• **WHAT THE EXERCISE ASKS**
Give every entry again, word for word.

• **SUPPLIED DATA**

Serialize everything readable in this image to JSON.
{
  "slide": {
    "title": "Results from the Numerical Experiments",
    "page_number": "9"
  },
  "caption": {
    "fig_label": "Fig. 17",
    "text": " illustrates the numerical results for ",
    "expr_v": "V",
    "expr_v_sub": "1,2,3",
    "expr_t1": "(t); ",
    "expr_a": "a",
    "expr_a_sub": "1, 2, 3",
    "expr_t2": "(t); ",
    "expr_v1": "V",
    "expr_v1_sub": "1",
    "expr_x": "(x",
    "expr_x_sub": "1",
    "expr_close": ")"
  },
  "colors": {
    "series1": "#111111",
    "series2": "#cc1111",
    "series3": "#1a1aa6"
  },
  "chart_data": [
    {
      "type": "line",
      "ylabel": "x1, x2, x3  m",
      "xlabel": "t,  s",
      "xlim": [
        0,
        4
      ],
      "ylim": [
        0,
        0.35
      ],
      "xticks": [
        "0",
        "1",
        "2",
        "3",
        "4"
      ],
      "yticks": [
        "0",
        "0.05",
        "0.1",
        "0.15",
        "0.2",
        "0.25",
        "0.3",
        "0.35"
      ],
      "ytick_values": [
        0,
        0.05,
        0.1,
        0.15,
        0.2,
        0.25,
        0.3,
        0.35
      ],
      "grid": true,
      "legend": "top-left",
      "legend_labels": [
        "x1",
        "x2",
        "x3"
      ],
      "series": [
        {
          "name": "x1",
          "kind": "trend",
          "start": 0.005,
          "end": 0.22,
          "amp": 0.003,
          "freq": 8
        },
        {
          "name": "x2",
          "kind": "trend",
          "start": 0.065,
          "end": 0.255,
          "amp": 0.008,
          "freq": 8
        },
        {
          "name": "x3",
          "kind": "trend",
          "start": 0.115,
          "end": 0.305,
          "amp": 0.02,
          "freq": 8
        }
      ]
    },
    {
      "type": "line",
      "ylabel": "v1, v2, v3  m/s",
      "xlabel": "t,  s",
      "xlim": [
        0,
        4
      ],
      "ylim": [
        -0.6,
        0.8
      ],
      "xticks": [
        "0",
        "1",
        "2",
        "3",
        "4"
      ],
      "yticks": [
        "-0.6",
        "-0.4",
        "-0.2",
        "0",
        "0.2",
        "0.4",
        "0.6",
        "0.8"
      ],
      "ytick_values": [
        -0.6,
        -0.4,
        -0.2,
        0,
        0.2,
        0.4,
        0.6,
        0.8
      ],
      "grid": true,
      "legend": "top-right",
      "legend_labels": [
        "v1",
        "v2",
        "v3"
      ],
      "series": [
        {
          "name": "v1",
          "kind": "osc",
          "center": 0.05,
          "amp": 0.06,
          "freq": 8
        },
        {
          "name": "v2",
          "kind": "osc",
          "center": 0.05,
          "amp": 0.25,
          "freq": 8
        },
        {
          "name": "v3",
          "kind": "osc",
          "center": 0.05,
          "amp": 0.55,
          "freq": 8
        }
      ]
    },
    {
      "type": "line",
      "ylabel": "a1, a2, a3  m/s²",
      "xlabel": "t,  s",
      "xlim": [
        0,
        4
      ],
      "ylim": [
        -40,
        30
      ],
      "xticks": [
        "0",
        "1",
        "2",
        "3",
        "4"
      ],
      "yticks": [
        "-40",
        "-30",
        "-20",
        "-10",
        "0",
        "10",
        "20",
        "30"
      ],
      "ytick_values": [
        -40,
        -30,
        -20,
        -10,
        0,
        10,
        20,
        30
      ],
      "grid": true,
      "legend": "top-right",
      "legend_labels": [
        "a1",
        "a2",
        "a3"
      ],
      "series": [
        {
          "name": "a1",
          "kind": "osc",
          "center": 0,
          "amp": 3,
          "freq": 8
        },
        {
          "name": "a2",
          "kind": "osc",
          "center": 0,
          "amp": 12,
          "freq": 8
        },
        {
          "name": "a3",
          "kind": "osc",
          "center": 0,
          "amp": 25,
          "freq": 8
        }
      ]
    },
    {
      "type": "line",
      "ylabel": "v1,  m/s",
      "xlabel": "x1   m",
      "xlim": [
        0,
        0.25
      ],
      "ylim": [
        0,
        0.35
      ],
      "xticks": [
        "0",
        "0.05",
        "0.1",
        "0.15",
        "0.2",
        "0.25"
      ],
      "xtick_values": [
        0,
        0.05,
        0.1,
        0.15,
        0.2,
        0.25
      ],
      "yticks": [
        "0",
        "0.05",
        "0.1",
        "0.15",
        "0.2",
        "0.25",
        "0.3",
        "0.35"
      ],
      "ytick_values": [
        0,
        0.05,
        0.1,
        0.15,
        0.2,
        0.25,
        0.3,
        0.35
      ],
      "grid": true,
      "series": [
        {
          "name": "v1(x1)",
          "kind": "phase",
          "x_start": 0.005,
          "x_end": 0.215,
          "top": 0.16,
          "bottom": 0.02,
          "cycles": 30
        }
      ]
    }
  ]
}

• **CORRECT ANSWER**
Serialize everything readable in this image to JSON.
{
  "slide": {
    "title": "Results from the Numerical Experiments",
    "page_number": "9"
  },
  "caption": {
    "fig_label": "Fig. 17",
    "text": " illustrates the numerical results for ",
    "expr_v": "V",
    "expr_v_sub": "1,2,3",
    "expr_t1": "(t); ",
    "expr_a": "a",
    "expr_a_sub": "1, 2, 3",
    "expr_t2": "(t); ",
    "expr_v1": "V",
    "expr_v1_sub": "1",
    "expr_x": "(x",
    "expr_x_sub": "1",
    "expr_close": ")"
  },
  "colors": {
    "series1": "#111111",
    "series2": "#cc1111",
    "series3": "#1a1aa6"
  },
  "chart_data": [
    {
      "type": "line",
      "ylabel": "x1, x2, x3  m",
      "xlabel": "t,  s",
      "xlim": [
        0,
        4
      ],
      "ylim": [
        0,
        0.35
      ],
      "xticks": [
        "0",
        "1",
        "2",
        "3",
        "4"
      ],
      "yticks": [
        "0",
        "0.05",
        "0.1",
        "0.15",
        "0.2",
        "0.25",
        "0.3",
        "0.35"
      ],
      "ytick_values": [
        0,
        0.05,
        0.1,
        0.15,
        0.2,
        0.25,
        0.3,
        0.35
      ],
      "grid": true,
      "legend": "top-left",
      "legend_labels": [
        "x1",
        "x2",
        "x3"
      ],
      "series": [
        {
          "name": "x1",
          "kind": "trend",
          "start": 0.005,
          "end": 0.22,
          "amp": 0.003,
          "freq": 8
        },
        {
          "name": "x2",
          "kind": "trend",
          "start": 0.065,
          "end": 0.255,
          "amp": 0.008,
          "freq": 8
        },
        {
          "name": "x3",
          "kind": "trend",
          "start": 0.115,
          "end": 0.305,
          "amp": 0.02,
          "freq": 8
        }
      ]
    },
    {
      "type": "line",
      "ylabel": "v1, v2, v3  m/s",
      "xlabel": "t,  s",
      "xlim": [
        0,
        4
      ],
      "ylim": [
        -0.6,
        0.8
      ],
      "xticks": [
        "0",
        "1",
        "2",
        "3",
        "4"
      ],
      "yticks": [
        "-0.6",
        "-0.4",
        "-0.2",
        "0",
        "0.2",
        "0.4",
        "0.6",
        "0.8"
      ],
      "ytick_values": [
        -0.6,
        -0.4,
        -0.2,
        0,
        0.2,
        0.4,
        0.6,
        0.8
      ],
      "grid": true,
      "legend": "top-right",
      "legend_labels": [
        "v1",
        "v2",
        "v3"
      ],
      "series": [
        {
          "name": "v1",
          "kind": "osc",
          "center": 0.05,
          "amp": 0.06,
          "freq": 8
        },
        {
          "name": "v2",
          "kind": "osc",
          "center": 0.05,
          "amp": 0.25,
          "freq": 8
        },
        {
          "name": "v3",
          "kind": "osc",
          "center": 0.05,
          "amp": 0.55,
          "freq": 8
        }
      ]
    },
    {
      "type": "line",
      "ylabel": "a1, a2, a3  m/s²",
      "xlabel": "t,  s",
      "xlim": [
        0,
        4
      ],
      "ylim": [
        -40,
        30
      ],
      "xticks": [
        "0",
        "1",
        "2",
        "3",
        "4"
      ],
      "yticks": [
        "-40",
        "-30",
        "-20",
        "-10",
        "0",
        "10",
        "20",
        "30"
      ],
      "ytick_values": [
        -40,
        -30,
        -20,
        -10,
        0,
        10,
        20,
        30
      ],
      "grid": true,
      "legend": "top-right",
      "legend_labels": [
        "a1",
        "a2",
        "a3"
      ],
      "series": [
        {
          "name": "a1",
          "kind": "osc",
          "center": 0,
          "amp": 3,
          "freq": 8
        },
        {
          "name": "a2",
          "kind": "osc",
          "center": 0,
          "amp": 12,
          "freq": 8
        },
        {
          "name": "a3",
          "kind": "osc",
          "center": 0,
          "amp": 25,
          "freq": 8
        }
      ]
    },
    {
      "type": "line",
      "ylabel": "v1,  m/s",
      "xlabel": "x1   m",
      "xlim": [
        0,
        0.25
      ],
      "ylim": [
        0,
        0.35
      ],
      "xticks": [
        "0",
        "0.05",
        "0.1",
        "0.15",
        "0.2",
        "0.25"
      ],
      "xtick_values": [
        0,
        0.05,
        0.1,
        0.15,
        0.2,
        0.25
      ],
      "yticks": [
        "0",
        "0.05",
        "0.1",
        "0.15",
        "0.2",
        "0.25",
        "0.3",
        "0.35"
      ],
      "ytick_values": [
        0,
        0.05,
        0.1,
        0.15,
        0.2,
        0.25,
        0.3,
        0.35
      ],
      "grid": true,
      "series": [
        {
          "name": "v1(x1)",
          "kind": "phase",
          "x_start": 0.005,
          "x_end": 0.215,
          "top": 0.16,
          "bottom": 0.02,
          "cycles": 30
        }
      ]
    }
  ]
}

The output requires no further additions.